**What you have to do**
Print out the entries below with no edits.

**Material provided**
_ _ _ _ _ _ _
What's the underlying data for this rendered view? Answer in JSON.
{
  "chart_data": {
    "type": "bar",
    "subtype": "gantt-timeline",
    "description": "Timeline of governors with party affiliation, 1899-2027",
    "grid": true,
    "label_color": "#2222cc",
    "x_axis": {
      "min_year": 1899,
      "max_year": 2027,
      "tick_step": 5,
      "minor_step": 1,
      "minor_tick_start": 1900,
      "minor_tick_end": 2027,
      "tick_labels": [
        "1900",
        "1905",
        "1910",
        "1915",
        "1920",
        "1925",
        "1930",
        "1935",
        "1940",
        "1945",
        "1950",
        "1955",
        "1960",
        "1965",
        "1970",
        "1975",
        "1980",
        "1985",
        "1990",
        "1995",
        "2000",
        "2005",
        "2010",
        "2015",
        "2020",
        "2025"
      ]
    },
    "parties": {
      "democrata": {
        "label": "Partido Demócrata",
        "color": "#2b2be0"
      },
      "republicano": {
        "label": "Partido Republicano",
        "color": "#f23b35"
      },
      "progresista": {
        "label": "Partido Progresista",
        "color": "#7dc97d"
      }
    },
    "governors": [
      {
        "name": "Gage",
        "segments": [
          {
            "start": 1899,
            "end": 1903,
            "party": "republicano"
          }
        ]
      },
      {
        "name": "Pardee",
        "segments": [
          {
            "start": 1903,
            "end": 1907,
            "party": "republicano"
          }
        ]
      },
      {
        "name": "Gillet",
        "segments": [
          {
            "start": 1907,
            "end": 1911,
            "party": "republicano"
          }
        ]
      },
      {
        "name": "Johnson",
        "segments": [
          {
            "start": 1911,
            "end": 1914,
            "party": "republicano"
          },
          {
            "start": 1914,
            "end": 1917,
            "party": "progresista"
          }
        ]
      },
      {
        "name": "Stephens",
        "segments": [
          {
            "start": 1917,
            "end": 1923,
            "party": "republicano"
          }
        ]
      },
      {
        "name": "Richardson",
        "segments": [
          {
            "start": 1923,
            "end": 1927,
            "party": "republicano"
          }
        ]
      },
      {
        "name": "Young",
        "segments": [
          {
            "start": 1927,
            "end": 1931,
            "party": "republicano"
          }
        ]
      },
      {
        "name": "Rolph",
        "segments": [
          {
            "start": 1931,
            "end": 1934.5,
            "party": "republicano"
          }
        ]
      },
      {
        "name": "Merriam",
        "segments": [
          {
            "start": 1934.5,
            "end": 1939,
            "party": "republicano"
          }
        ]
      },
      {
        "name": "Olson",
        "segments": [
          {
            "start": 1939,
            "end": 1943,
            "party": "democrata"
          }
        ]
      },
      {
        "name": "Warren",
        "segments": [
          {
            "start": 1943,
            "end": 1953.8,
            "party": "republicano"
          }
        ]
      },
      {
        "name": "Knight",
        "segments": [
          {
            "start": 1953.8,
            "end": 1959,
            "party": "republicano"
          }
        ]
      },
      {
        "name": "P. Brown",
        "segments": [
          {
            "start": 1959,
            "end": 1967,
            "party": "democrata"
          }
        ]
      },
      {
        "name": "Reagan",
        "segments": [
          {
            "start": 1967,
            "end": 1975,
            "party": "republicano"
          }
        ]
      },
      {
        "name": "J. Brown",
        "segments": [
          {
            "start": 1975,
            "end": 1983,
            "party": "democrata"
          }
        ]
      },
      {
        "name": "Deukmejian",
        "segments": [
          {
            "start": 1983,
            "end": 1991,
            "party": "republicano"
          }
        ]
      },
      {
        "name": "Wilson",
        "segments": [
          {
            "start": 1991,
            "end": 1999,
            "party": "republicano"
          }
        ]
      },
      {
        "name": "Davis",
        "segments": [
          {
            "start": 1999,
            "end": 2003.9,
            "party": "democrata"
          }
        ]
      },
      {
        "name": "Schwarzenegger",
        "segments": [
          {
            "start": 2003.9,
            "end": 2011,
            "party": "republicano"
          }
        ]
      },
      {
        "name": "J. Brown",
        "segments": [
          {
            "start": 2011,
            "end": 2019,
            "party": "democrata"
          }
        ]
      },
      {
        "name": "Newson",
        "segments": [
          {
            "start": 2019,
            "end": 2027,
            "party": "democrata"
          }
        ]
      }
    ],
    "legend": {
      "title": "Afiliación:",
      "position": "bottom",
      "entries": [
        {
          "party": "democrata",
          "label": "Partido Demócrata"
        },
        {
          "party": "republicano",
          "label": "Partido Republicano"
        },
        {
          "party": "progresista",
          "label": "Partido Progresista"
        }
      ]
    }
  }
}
_ _ _ _ _ _ _
**Response to the exercise**
What's the underlying data for this rendered view? Answer in JSON.
{
  "chart_data": {
    "type": "bar",
    "subtype": "gantt-timeline",
    "description": "Timeline of governors with party affiliation, 1899-2027",
    "grid": true,
    "label_color": "#2222cc",
    "x_axis": {
      "min_year": 1899,
      "max_year": 2027,
      "tick_step": 5,
      "minor_step": 1,
      "minor_tick_start": 1900,
      "minor_tick_end": 2027,
      "tick_labels": [
        "1900",
        "1905",
        "1910",
        "1915",
        "1920",
        "1925",
        "1930",
        "1935",
        "1940",
        "1945",
        "1950",
        "1955",
        "1960",
        "1965",
        "1970",
        "1975",
        "1980",
        "1985",
        "1990",
        "1995",
        "2000",
        "2005",
        "2010",
        "2015",
        "2020",
        "2025"
      ]
    },
    "parties": {
      "democrata": {
        "label": "Partido Demócrata",
        "color": "#2b2be0"
      },
      "republicano": {
        "label": "Partido Republicano",
        "color": "#f23b35"
      },
      "progresista": {
        "label": "Partido Progresista",
        "color": "#7dc97d"
      }
    },
    "governors": [
      {
        "name": "Gage",
        "segments": [
          {
            "start": 1899,
            "end": 1903,
            "party": "republicano"
          }
        ]
      },
      {
        "name": "Pardee",
        "segments": [
          {
            "start": 1903,
            "end": 1907,
            "party": "republicano"
          }
        ]
      },
      {
        "name": "Gillet",
        "segments": [
          {
            "start": 1907,
            "end": 1911,
            "party": "republicano"
          }
        ]
      },
      {
        "name": "Johnson",
        "segments": [
          {
            "start": 1911,
            "end": 1914,
            "party": "republicano"
          },
          {
            "start": 1914,
            "end": 1917,
            "party": "progresista"
          }
        ]
      },
      {
        "name": "Stephens",
        "segments": [
          {
            "start": 1917,
            "end": 1923,
            "party": "republicano"
          }
        ]
      },
      {
        "name": "Richardson",
        "segments": [
          {
            "start": 1923,
            "end": 1927,
            "party": "republicano"
          }
        ]
      },
      {
        "name": "Young",
        "segments": [
          {
            "start": 1927,
            "end": 1931,
            "party": "republicano"
          }
        ]
      },
      {
        "name": "Rolph",
        "segments": [
          {
            "start": 1931,
            "end": 1934.5,
            "party": "republicano"
          }
        ]
      },
      {
        "name": "Merriam",
        "segments": [
          {
            "start": 1934.5,
            "end": 1939,
            "party": "republicano"
          }
        ]
      },
      {
        "name": "Olson",
        "segments": [
          {
            "start": 1939,
            "end": 1943,
            "party": "democrata"
          }
        ]
      },
      {
        "name": "Warren",
        "segments": [
          {
            "start": 1943,
            "end": 1953.8,
            "party": "republicano"
          }
        ]
      },
      {
        "name": "Knight",
        "segments": [
          {
            "start": 1953.8,
            "end": 1959,
            "party": "republicano"
          }
        ]
      },
      {
        "name": "P. Brown",
        "segments": [
          {
            "start": 1959,
            "end": 1967,
            "party": "democrata"
          }
        ]
      },
      {
        "name": "Reagan",
        "segments": [
          {
            "start": 1967,
            "end": 1975,
            "party": "republicano"
          }
        ]
      },
      {
        "name": "J. Brown",
        "segments": [
          {
            "start": 1975,
            "end": 1983,
            "party": "democrata"
          }
        ]
      },
      {
        "name": "Deukmejian",
        "segments": [
          {
            "start": 1983,
            "end": 1991,
            "party": "republicano"
          }
        ]
      },
      {
        "name": "Wilson",
        "segments": [
          {
            "start": 1991,
            "end": 1999,
            "party": "republicano"
          }
        ]
      },
      {
        "name": "Davis",
        "segments": [
          {
            "start": 1999,
            "end": 2003.9,
            "party": "democrata"
          }
        ]
      },
      {
        "name": "Schwarzenegger",
        "segments": [
          {
            "start": 2003.9,
            "end": 2011,
            "party": "republicano"
          }
        ]
      },
      {
        "name": "J. Brown",
        "segments": [
          {
            "start": 2011,
            "end": 2019,
            "party": "democrata"
          }
        ]
      },
      {
        "name": "Newson",
        "segments": [
          {
            "start": 2019,
            "end": 2027,
            "party": "democrata"
          }
        ]
      }
    ],
    "legend": {
      "title": "Afiliación:",
      "position": "bottom",
      "entries": [
        {
          "party": "democrata",
          "label": "Partido Demócrata"
        },
        {
          "party": "republicano",
          "label": "Partido Republicano"
        },
        {
          "party": "progresista",
          "label": "Partido Progresista"
        }
      ]
    }
  }
}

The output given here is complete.